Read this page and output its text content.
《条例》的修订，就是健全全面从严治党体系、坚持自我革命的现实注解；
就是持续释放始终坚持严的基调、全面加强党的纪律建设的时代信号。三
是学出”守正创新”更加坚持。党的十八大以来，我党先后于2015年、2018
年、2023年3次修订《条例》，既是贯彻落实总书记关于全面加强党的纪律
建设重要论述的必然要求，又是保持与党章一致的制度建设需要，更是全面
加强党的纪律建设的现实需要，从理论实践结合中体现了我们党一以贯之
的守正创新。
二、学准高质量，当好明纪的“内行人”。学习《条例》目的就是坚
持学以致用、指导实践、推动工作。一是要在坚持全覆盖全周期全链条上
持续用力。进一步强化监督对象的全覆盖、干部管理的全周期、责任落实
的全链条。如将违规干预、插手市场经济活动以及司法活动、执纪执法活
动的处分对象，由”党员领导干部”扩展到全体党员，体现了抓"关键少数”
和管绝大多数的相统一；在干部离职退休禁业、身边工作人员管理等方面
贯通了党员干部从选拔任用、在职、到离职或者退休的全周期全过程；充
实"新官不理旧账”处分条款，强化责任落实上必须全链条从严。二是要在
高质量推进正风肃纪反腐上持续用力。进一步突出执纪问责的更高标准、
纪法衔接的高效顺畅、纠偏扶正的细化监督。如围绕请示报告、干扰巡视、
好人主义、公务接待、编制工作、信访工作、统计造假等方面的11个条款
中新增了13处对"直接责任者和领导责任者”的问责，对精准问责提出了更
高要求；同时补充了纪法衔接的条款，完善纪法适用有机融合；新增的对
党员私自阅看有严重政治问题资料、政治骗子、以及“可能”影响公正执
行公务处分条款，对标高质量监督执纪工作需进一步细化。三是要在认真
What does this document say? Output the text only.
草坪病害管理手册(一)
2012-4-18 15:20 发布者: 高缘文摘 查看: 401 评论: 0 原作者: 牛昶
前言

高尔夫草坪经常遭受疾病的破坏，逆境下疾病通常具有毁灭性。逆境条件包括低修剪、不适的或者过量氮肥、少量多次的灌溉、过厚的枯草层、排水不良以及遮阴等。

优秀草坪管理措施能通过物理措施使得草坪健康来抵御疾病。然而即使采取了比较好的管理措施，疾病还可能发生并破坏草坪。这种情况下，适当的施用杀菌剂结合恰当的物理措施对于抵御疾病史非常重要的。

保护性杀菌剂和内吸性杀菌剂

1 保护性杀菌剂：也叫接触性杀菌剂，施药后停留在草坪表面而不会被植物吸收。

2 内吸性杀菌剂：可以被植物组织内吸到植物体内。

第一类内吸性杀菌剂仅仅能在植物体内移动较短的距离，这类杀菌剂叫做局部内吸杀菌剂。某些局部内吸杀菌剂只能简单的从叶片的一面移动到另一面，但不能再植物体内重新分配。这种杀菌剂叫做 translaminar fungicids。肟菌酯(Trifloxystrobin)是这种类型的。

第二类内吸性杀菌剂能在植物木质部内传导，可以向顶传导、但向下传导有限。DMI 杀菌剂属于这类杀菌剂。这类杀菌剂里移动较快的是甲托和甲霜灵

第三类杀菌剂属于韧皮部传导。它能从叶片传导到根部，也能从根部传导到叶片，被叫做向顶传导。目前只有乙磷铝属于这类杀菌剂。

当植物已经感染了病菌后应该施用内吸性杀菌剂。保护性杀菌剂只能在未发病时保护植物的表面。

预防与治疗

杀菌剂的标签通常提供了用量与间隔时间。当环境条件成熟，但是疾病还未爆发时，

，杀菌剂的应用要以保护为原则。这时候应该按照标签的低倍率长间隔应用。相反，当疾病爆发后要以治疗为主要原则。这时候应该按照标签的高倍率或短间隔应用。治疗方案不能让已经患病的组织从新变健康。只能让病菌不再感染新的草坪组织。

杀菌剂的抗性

▬▬▬▬▬▬

** EXERCISE PROMPT **
Print every line of the records exactly. Omit nothing.

** ANSWER FOR THE TASK **
Read this page and output its text content.
《条例》的修订，就是健全全面从严治党体系、坚持自我革命的现实注解；
就是持续释放始终坚持严的基调、全面加强党的纪律建设的时代信号。三
是学出”守正创新”更加坚持。党的十八大以来，我党先后于2015年、2018
年、2023年3次修订《条例》，既是贯彻落实总书记关于全面加强党的纪律
建设重要论述的必然要求，又是保持与党章一致的制度建设需要，更是全面
加强党的纪律建设的现实需要，从理论实践结合中体现了我们党一以贯之
的守正创新。
二、学准高质量，当好明纪的“内行人”。学习《条例》目的就是坚
持学以致用、指导实践、推动工作。一是要在坚持全覆盖全周期全链条上
持续用力。进一步强化监督对象的全覆盖、干部管理的全周期、责任落实
的全链条。如将违规干预、插手市场经济活动以及司法活动、执纪执法活
动的处分对象，由”党员领导干部”扩展到全体党员，体现了抓"关键少数”
和管绝大多数的相统一；在干部离职退休禁业、身边工作人员管理等方面
贯通了党员干部从选拔任用、在职、到离职或者退休的全周期全过程；充
实"新官不理旧账”处分条款，强化责任落实上必须全链条从严。二是要在
高质量推进正风肃纪反腐上持续用力。进一步突出执纪问责的更高标准、
纪法衔接的高效顺畅、纠偏扶正的细化监督。如围绕请示报告、干扰巡视、
好人主义、公务接待、编制工作、信访工作、统计造假等方面的11个条款
中新增了13处对"直接责任者和领导责任者”的问责，对精准问责提出了更
高要求；同时补充了纪法衔接的条款，完善纪法适用有机融合；新增的对
党员私自阅看有严重政治问题资料、政治骗子、以及“可能”影响公正执
行公务处分条款，对标高质量监督执纪工作需进一步细化。三是要在认真
What does this document say? Output the text only.
草坪病害管理手册(一)
2012-4-18 15:20 发布者: 高缘文摘 查看: 401 评论: 0 原作者: 牛昶
前言

高尔夫草坪经常遭受疾病的破坏，逆境下疾病通常具有毁灭性。逆境条件包括低修剪、不适的或者过量氮肥、少量多次的灌溉、过厚的枯草层、排水不良以及遮阴等。

优秀草坪管理措施能通过物理措施使得草坪健康来抵御疾病。然而即使采取了比较好的管理措施，疾病还可能发生并破坏草坪。这种情况下，适当的施用杀菌剂结合恰当的物理措施对于抵御疾病史非常重要的。

保护性杀菌剂和内吸性杀菌剂

1 保护性杀菌剂：也叫接触性杀菌剂，施药后停留在草坪表面而不会被植物吸收。

2 内吸性杀菌剂：可以被植物组织内吸到植物体内。

第一类内吸性杀菌剂仅仅能在植物体内移动较短的距离，这类杀菌剂叫做局部内吸杀菌剂。某些局部内吸杀菌剂只能简单的从叶片的一面移动到另一面，但不能再植物体内重新分配。这种杀菌剂叫做 translaminar fungicids。肟菌酯(Trifloxystrobin)是这种类型的。

第二类内吸性杀菌剂能在植物木质部内传导，可以向顶传导、但向下传导有限。DMI 杀菌剂属于这类杀菌剂。这类杀菌剂里移动较快的是甲托和甲霜灵

第三类杀菌剂属于韧皮部传导。它能从叶片传导到根部，也能从根部传导到叶片，被叫做向顶传导。目前只有乙磷铝属于这类杀菌剂。

当植物已经感染了病菌后应该施用内吸性杀菌剂。保护性杀菌剂只能在未发病时保护植物的表面。

预防与治疗

杀菌剂的标签通常提供了用量与间隔时间。当环境条件成熟，但是疾病还未爆发时，

，杀菌剂的应用要以保护为原则。这时候应该按照标签的低倍率长间隔应用。相反，当疾病爆发后要以治疗为主要原则。这时候应该按照标签的高倍率或短间隔应用。治疗方案不能让已经患病的组织从新变健康。只能让病菌不再感染新的草坪组织。

杀菌剂的抗性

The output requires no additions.